◆ **Task directions**
Omit the images, then output each of the records below exactly.

:: Information provided

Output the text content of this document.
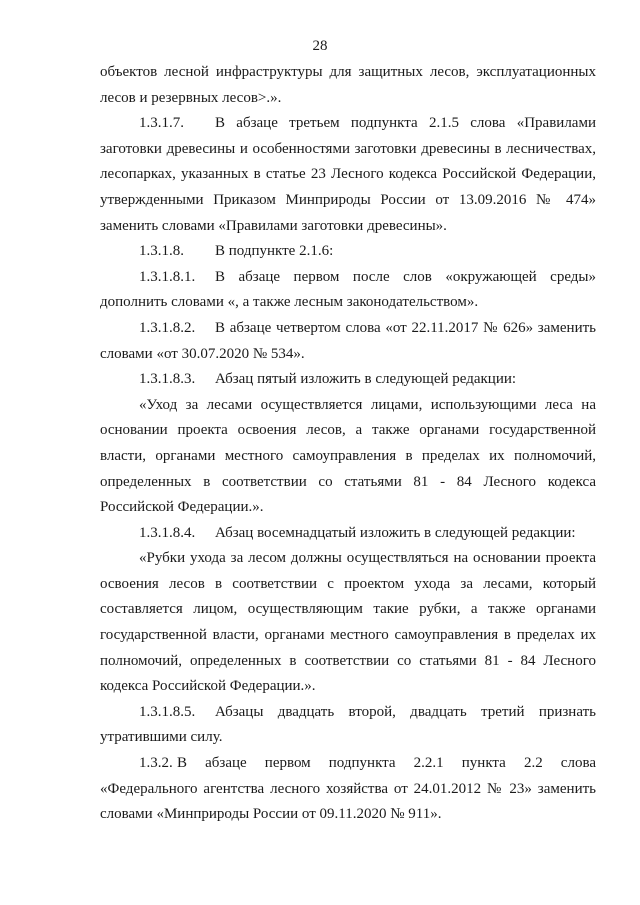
28
объектов лесной инфраструктуры для защитных лесов, эксплуатационных
лесов и резервных лесов>.».
1.3.1.7. В абзаце третьем подпункта 2.1.5 слова «Правилами
заготовки древесины и особенностями заготовки древесины в лесничествах,
лесопарках, указанных в статье 23 Лесного кодекса Российской Федерации,
утвержденными Приказом Минприроды России от 13.09.2016 № 474»
заменить словами «Правилами заготовки древесины».
1.3.1.8. В подпункте 2.1.6:
1.3.1.8.1. В абзаце первом после слов «окружающей среды»
дополнить словами «, а также лесным законодательством».
1.3.1.8.2. В абзаце четвертом слова «от 22.11.2017 № 626» заменить
словами «от 30.07.2020 № 534».
1.3.1.8.3. Абзац пятый изложить в следующей редакции:
«Уход за лесами осуществляется лицами, использующими леса на
основании проекта освоения лесов, а также органами государственной
власти, органами местного самоуправления в пределах их полномочий,
определенных в соответствии со статьями 81 - 84 Лесного кодекса
Российской Федерации.».
1.3.1.8.4. Абзац восемнадцатый изложить в следующей редакции:
«Рубки ухода за лесом должны осуществляться на основании проекта
освоения лесов в соответствии с проектом ухода за лесами, который
составляется лицом, осуществляющим такие рубки, а также органами
государственной власти, органами местного самоуправления в пределах их
полномочий, определенных в соответствии со статьями 81 - 84 Лесного
кодекса Российской Федерации.».
1.3.1.8.5. Абзацы двадцать второй, двадцать третий признать
утратившими силу.
1.3.2. В абзаце первом подпункта 2.2.1 пункта 2.2 слова
«Федерального агентства лесного хозяйства от 24.01.2012 № 23» заменить
словами «Минприроды России от 09.11.2020 № 911».
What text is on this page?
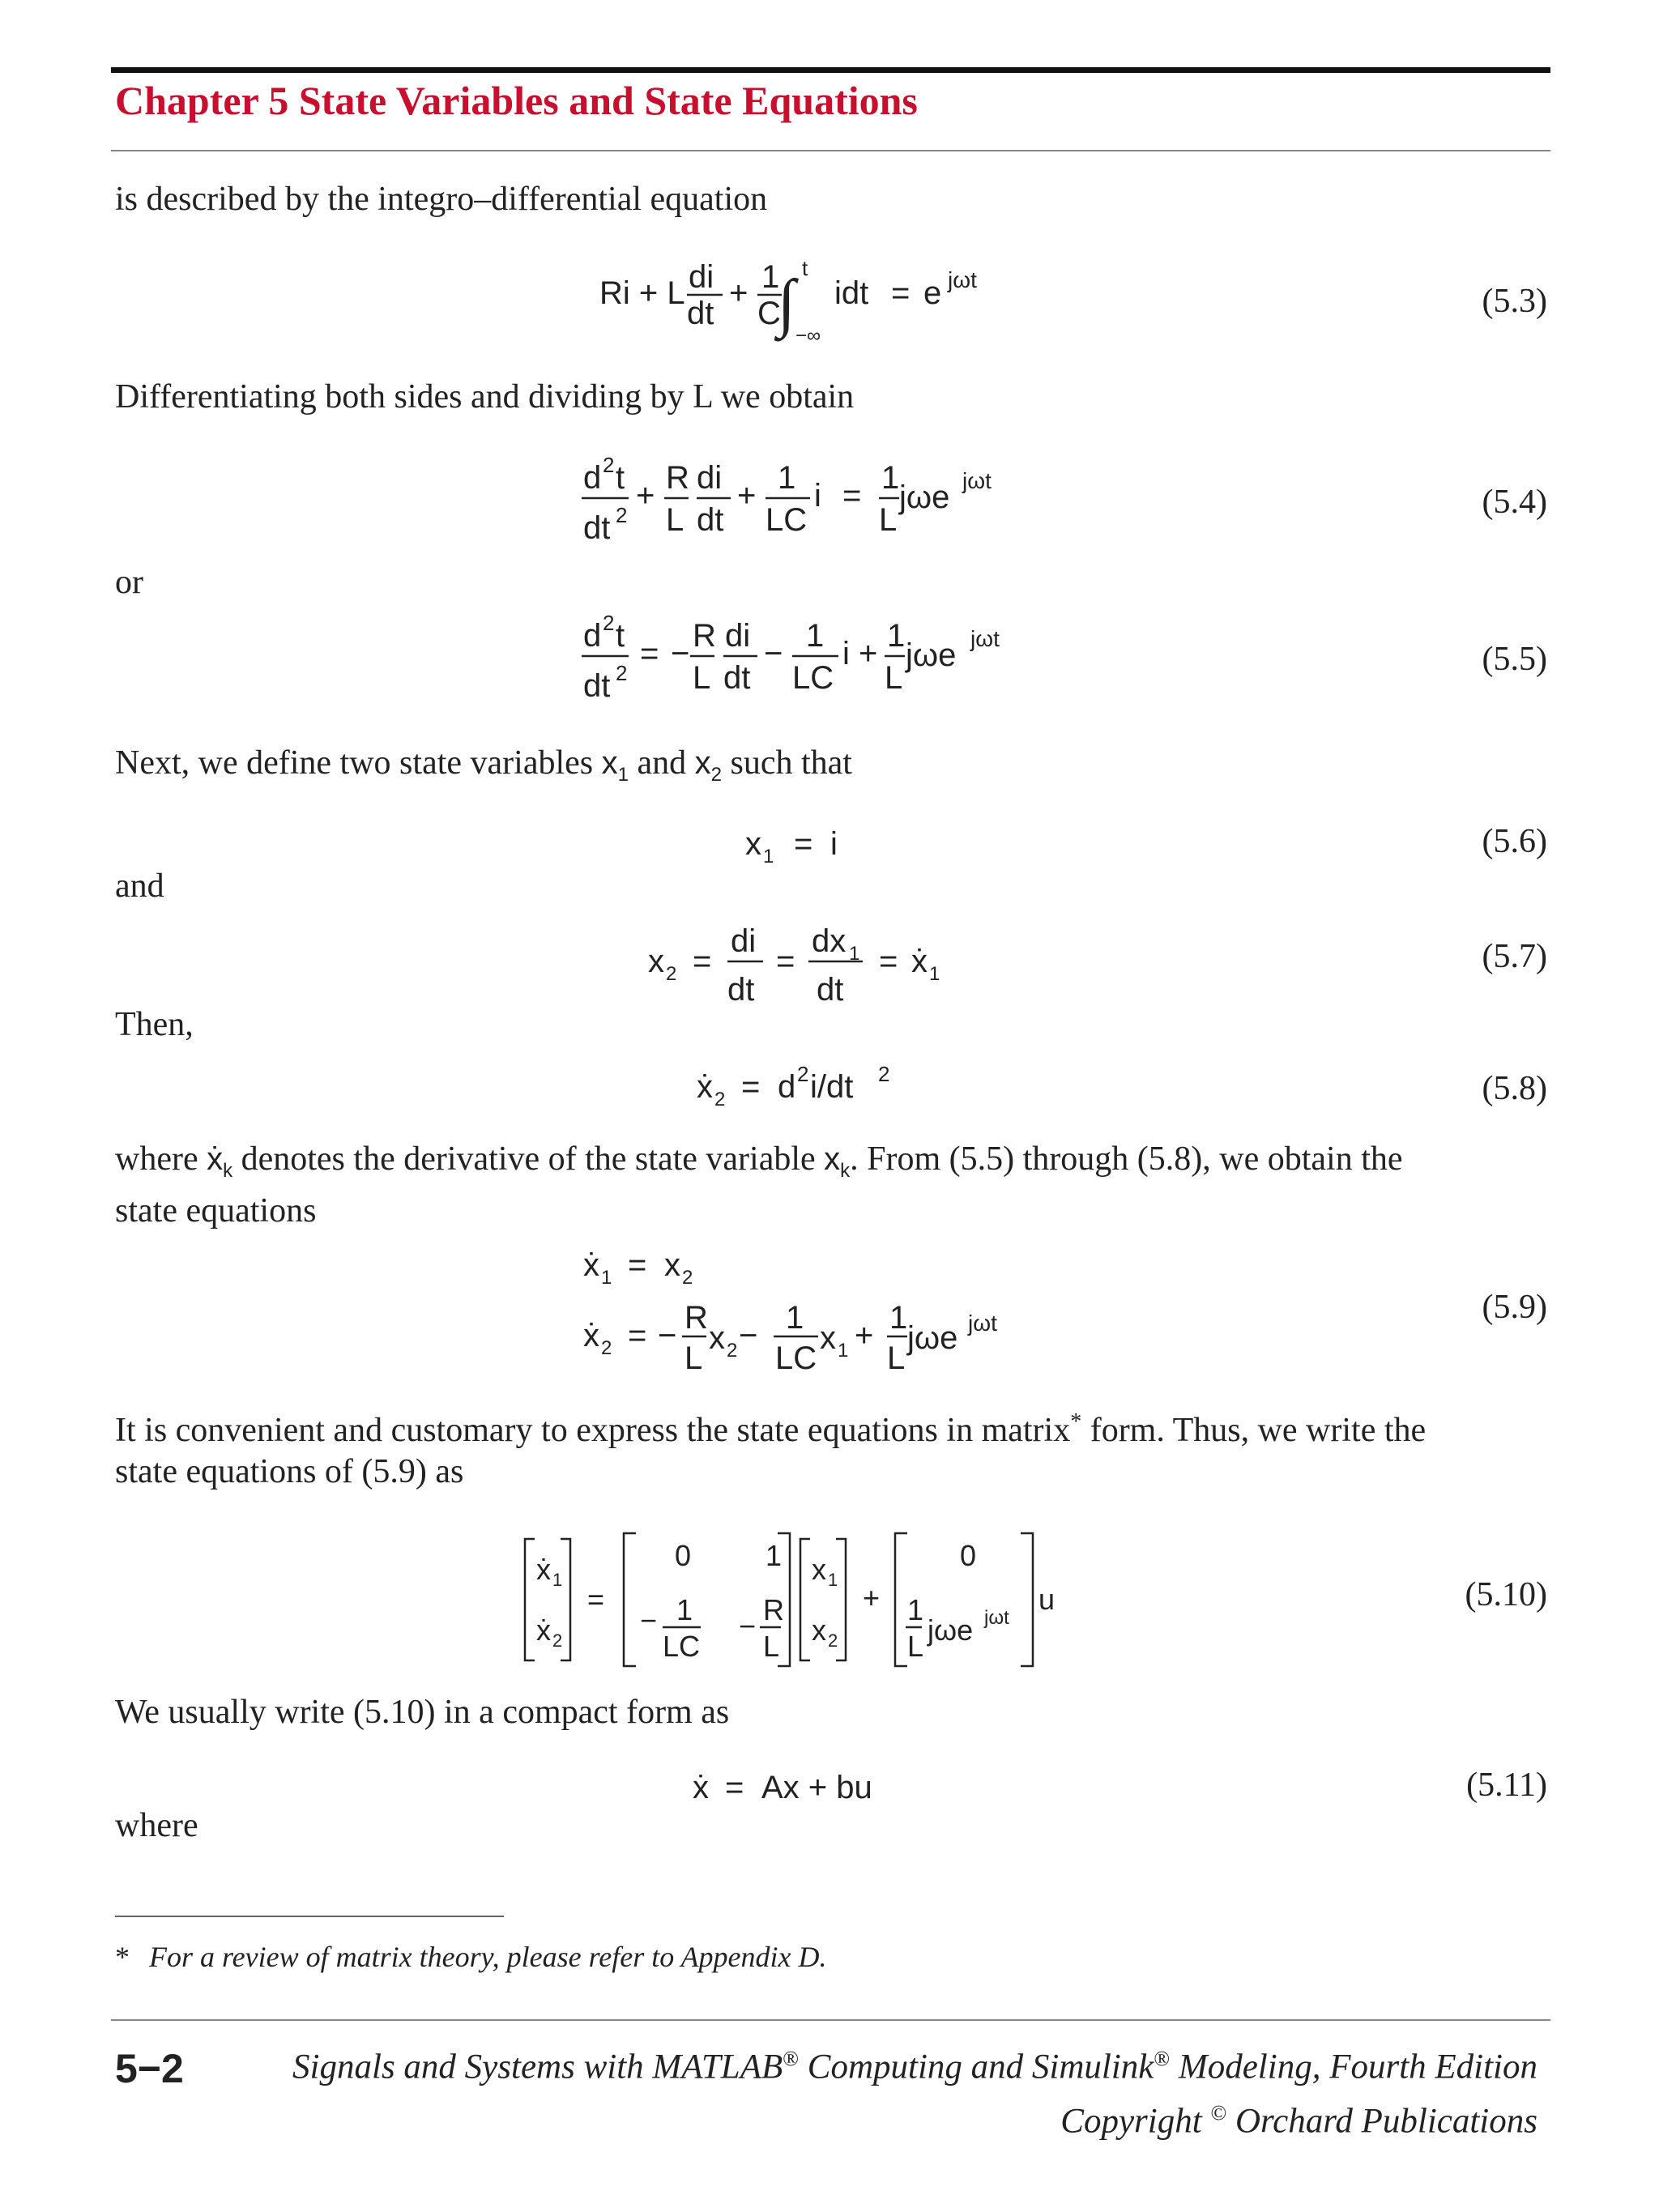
Chapter 5 State Variables and State Equations
is described by the integro–differential equation
Differentiating both sides and dividing by L we obtain
or
Next, we define two state variables $x_1$ and $x_2$ such that
and
Then,
where ẋ$_k$ denotes the derivative of the state variable $x_k$. From (5.5) through (5.8), we obtain the
state equations
It is convenient and customary to express the state equations in matrix* form. Thus, we write the
state equations of (5.9) as
We usually write (5.10) in a compact form as
where
(5.3)
(5.4)
(5.5)
(5.6)
(5.7)
(5.8)
(5.9)
(5.10)
(5.11)
Ri + L di
dt
+ 1
C
∫ t
−∞
idt = e jωt
d 2 t
dt 2
+ R
L
di
dt
+ 1
LC
i = 1
L
jωe jωt
d 2 t
dt 2
= − R
L
di
dt
− 1
LC
i + 1
L
jωe jωt
x 1 = i
x 2 =
di
dt
=
dx 1
dt
= ẋ 1
ẋ 2 = d 2 i/dt 2
ẋ 1 = x 2
ẋ 2 = − R
L
x 2 − 1
LC
x 1 + 1
L
jωe jωt
ẋ 1
ẋ 2
=
0	1
− 1
LC
− R
L
x 1
x 2
+
0
1
L jωe jωt
u
ẋ = Ax + bu
* For a review of matrix theory, please refer to Appendix D.
5−2	Signals and Systems with MATLAB® Computing and Simulink® Modeling, Fourth Edition
Copyright © Orchard Publications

::::

◆ **Solution to this task**
Output the text content of this document.
28
объектов лесной инфраструктуры для защитных лесов, эксплуатационных
лесов и резервных лесов>.».
1.3.1.7. В абзаце третьем подпункта 2.1.5 слова «Правилами
заготовки древесины и особенностями заготовки древесины в лесничествах,
лесопарках, указанных в статье 23 Лесного кодекса Российской Федерации,
утвержденными Приказом Минприроды России от 13.09.2016 № 474»
заменить словами «Правилами заготовки древесины».
1.3.1.8. В подпункте 2.1.6:
1.3.1.8.1. В абзаце первом после слов «окружающей среды»
дополнить словами «, а также лесным законодательством».
1.3.1.8.2. В абзаце четвертом слова «от 22.11.2017 № 626» заменить
словами «от 30.07.2020 № 534».
1.3.1.8.3. Абзац пятый изложить в следующей редакции:
«Уход за лесами осуществляется лицами, использующими леса на
основании проекта освоения лесов, а также органами государственной
власти, органами местного самоуправления в пределах их полномочий,
определенных в соответствии со статьями 81 - 84 Лесного кодекса
Российской Федерации.».
1.3.1.8.4. Абзац восемнадцатый изложить в следующей редакции:
«Рубки ухода за лесом должны осуществляться на основании проекта
освоения лесов в соответствии с проектом ухода за лесами, который
составляется лицом, осуществляющим такие рубки, а также органами
государственной власти, органами местного самоуправления в пределах их
полномочий, определенных в соответствии со статьями 81 - 84 Лесного
кодекса Российской Федерации.».
1.3.1.8.5. Абзацы двадцать второй, двадцать третий признать
утратившими силу.
1.3.2. В абзаце первом подпункта 2.2.1 пункта 2.2 слова
«Федерального агентства лесного хозяйства от 24.01.2012 № 23» заменить
словами «Минприроды России от 09.11.2020 № 911».
What text is on this page?
Chapter 5 State Variables and State Equations
is described by the integro–differential equation
Differentiating both sides and dividing by L we obtain
or
Next, we define two state variables $x_1$ and $x_2$ such that
and
Then,
where ẋ$_k$ denotes the derivative of the state variable $x_k$. From (5.5) through (5.8), we obtain the
state equations
It is convenient and customary to express the state equations in matrix* form. Thus, we write the
state equations of (5.9) as
We usually write (5.10) in a compact form as
where
(5.3)
(5.4)
(5.5)
(5.6)
(5.7)
(5.8)
(5.9)
(5.10)
(5.11)
Ri + L di
dt
+ 1
C
∫ t
−∞
idt = e jωt
d 2 t
dt 2
+ R
L
di
dt
+ 1
LC
i = 1
L
jωe jωt
d 2 t
dt 2
= − R
L
di
dt
− 1
LC
i + 1
L
jωe jωt
x 1 = i
x 2 =
di
dt
=
dx 1
dt
= ẋ 1
ẋ 2 = d 2 i/dt 2
ẋ 1 = x 2
ẋ 2 = − R
L
x 2 − 1
LC
x 1 + 1
L
jωe jωt
ẋ 1
ẋ 2
=
0	1
− 1
LC
− R
L
x 1
x 2
+
0
1
L jωe jωt
u
ẋ = Ax + bu
* For a review of matrix theory, please refer to Appendix D.
5−2	Signals and Systems with MATLAB® Computing and Simulink® Modeling, Fourth Edition
Copyright © Orchard Publications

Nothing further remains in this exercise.